▸ **Requirements**: Each entry in the listing below should be restated word for word.

▸ **Rows**:
━━━

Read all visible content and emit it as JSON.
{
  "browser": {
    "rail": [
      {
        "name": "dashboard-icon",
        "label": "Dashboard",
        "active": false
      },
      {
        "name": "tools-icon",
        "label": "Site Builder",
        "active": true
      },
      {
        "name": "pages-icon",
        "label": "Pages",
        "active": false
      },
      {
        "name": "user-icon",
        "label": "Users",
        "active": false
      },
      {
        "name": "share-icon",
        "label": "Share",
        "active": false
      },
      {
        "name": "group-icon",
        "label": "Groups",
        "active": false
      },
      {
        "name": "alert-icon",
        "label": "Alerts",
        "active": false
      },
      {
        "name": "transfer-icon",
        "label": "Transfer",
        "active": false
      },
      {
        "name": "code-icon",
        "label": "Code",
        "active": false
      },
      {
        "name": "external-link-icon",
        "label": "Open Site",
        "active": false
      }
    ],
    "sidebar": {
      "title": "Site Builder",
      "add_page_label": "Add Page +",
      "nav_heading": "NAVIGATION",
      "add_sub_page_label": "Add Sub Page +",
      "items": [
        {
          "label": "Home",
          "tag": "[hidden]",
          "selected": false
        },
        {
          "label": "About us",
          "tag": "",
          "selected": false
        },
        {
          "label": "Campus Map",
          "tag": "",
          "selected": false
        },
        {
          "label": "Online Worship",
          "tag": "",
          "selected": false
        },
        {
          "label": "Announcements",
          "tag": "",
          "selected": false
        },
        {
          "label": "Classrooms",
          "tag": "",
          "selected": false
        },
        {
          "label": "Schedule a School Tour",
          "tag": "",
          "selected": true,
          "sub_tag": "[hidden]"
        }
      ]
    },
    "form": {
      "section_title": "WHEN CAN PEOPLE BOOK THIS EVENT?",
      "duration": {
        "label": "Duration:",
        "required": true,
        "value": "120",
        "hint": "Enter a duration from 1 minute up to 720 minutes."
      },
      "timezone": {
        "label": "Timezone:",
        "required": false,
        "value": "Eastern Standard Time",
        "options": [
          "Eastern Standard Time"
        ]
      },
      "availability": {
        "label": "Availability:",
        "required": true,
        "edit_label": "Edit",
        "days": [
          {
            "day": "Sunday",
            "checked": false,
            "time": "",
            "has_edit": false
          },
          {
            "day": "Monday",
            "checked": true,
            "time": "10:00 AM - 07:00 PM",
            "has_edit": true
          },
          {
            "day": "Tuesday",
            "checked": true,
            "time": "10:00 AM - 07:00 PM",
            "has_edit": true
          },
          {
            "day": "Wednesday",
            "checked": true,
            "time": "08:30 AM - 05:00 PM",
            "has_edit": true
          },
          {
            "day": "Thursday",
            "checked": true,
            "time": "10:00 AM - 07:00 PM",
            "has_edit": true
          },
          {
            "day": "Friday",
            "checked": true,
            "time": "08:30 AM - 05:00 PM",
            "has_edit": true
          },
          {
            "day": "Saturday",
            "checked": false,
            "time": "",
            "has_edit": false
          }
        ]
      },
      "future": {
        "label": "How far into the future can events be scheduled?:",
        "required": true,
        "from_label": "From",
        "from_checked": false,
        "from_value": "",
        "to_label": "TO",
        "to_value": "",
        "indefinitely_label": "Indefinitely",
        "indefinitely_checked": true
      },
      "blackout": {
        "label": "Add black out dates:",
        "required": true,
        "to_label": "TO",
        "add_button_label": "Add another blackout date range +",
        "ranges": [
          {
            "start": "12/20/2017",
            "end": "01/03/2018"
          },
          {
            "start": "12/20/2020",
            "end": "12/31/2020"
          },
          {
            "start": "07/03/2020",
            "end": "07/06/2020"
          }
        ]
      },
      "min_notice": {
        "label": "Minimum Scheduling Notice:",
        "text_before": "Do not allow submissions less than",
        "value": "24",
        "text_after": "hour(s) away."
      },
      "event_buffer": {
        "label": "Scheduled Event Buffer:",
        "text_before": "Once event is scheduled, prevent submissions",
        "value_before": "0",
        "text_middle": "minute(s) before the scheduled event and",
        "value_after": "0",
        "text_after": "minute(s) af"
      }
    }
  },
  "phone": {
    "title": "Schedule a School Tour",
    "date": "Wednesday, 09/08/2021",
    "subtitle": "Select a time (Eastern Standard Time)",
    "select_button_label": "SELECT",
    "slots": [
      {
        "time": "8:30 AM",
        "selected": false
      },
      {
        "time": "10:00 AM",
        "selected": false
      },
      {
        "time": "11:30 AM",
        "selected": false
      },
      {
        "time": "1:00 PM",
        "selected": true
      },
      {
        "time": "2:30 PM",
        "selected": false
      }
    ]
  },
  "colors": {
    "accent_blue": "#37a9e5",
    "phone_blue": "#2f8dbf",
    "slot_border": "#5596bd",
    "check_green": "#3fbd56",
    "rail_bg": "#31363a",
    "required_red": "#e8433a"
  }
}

━━━

▸ **Output of the task**:
Read all visible content and emit it as JSON.
{
  "browser": {
    "rail": [
      {
        "name": "dashboard-icon",
        "label": "Dashboard",
        "active": false
      },
      {
        "name": "tools-icon",
        "label": "Site Builder",
        "active": true
      },
      {
        "name": "pages-icon",
        "label": "Pages",
        "active": false
      },
      {
        "name": "user-icon",
        "label": "Users",
        "active": false
      },
      {
        "name": "share-icon",
        "label": "Share",
        "active": false
      },
      {
        "name": "group-icon",
        "label": "Groups",
        "active": false
      },
      {
        "name": "alert-icon",
        "label": "Alerts",
        "active": false
      },
      {
        "name": "transfer-icon",
        "label": "Transfer",
        "active": false
      },
      {
        "name": "code-icon",
        "label": "Code",
        "active": false
      },
      {
        "name": "external-link-icon",
        "label": "Open Site",
        "active": false
      }
    ],
    "sidebar": {
      "title": "Site Builder",
      "add_page_label": "Add Page +",
      "nav_heading": "NAVIGATION",
      "add_sub_page_label": "Add Sub Page +",
      "items": [
        {
          "label": "Home",
          "tag": "[hidden]",
          "selected": false
        },
        {
          "label": "About us",
          "tag": "",
          "selected": false
        },
        {
          "label": "Campus Map",
          "tag": "",
          "selected": false
        },
        {
          "label": "Online Worship",
          "tag": "",
          "selected": false
        },
        {
          "label": "Announcements",
          "tag": "",
          "selected": false
        },
        {
          "label": "Classrooms",
          "tag": "",
          "selected": false
        },
        {
          "label": "Schedule a School Tour",
          "tag": "",
          "selected": true,
          "sub_tag": "[hidden]"
        }
      ]
    },
    "form": {
      "section_title": "WHEN CAN PEOPLE BOOK THIS EVENT?",
      "duration": {
        "label": "Duration:",
        "required": true,
        "value": "120",
        "hint": "Enter a duration from 1 minute up to 720 minutes."
      },
      "timezone": {
        "label": "Timezone:",
        "required": false,
        "value": "Eastern Standard Time",
        "options": [
          "Eastern Standard Time"
        ]
      },
      "availability": {
        "label": "Availability:",
        "required": true,
        "edit_label": "Edit",
        "days": [
          {
            "day": "Sunday",
            "checked": false,
            "time": "",
            "has_edit": false
          },
          {
            "day": "Monday",
            "checked": true,
            "time": "10:00 AM - 07:00 PM",
            "has_edit": true
          },
          {
            "day": "Tuesday",
            "checked": true,
            "time": "10:00 AM - 07:00 PM",
            "has_edit": true
          },
          {
            "day": "Wednesday",
            "checked": true,
            "time": "08:30 AM - 05:00 PM",
            "has_edit": true
          },
          {
            "day": "Thursday",
            "checked": true,
            "time": "10:00 AM - 07:00 PM",
            "has_edit": true
          },
          {
            "day": "Friday",
            "checked": true,
            "time": "08:30 AM - 05:00 PM",
            "has_edit": true
          },
          {
            "day": "Saturday",
            "checked": false,
            "time": "",
            "has_edit": false
          }
        ]
      },
      "future": {
        "label": "How far into the future can events be scheduled?:",
        "required": true,
        "from_label": "From",
        "from_checked": false,
        "from_value": "",
        "to_label": "TO",
        "to_value": "",
        "indefinitely_label": "Indefinitely",
        "indefinitely_checked": true
      },
      "blackout": {
        "label": "Add black out dates:",
        "required": true,
        "to_label": "TO",
        "add_button_label": "Add another blackout date range +",
        "ranges": [
          {
            "start": "12/20/2017",
            "end": "01/03/2018"
          },
          {
            "start": "12/20/2020",
            "end": "12/31/2020"
          },
          {
            "start": "07/03/2020",
            "end": "07/06/2020"
          }
        ]
      },
      "min_notice": {
        "label": "Minimum Scheduling Notice:",
        "text_before": "Do not allow submissions less than",
        "value": "24",
        "text_after": "hour(s) away."
      },
      "event_buffer": {
        "label": "Scheduled Event Buffer:",
        "text_before": "Once event is scheduled, prevent submissions",
        "value_before": "0",
        "text_middle": "minute(s) before the scheduled event and",
        "value_after": "0",
        "text_after": "minute(s) af"
      }
    }
  },
  "phone": {
    "title": "Schedule a School Tour",
    "date": "Wednesday, 09/08/2021",
    "subtitle": "Select a time (Eastern Standard Time)",
    "select_button_label": "SELECT",
    "slots": [
      {
        "time": "8:30 AM",
        "selected": false
      },
      {
        "time": "10:00 AM",
        "selected": false
      },
      {
        "time": "11:30 AM",
        "selected": false
      },
      {
        "time": "1:00 PM",
        "selected": true
      },
      {
        "time": "2:30 PM",
        "selected": false
      }
    ]
  },
  "colors": {
    "accent_blue": "#37a9e5",
    "phone_blue": "#2f8dbf",
    "slot_border": "#5596bd",
    "check_green": "#3fbd56",
    "rail_bg": "#31363a",
    "required_red": "#e8433a"
  }
}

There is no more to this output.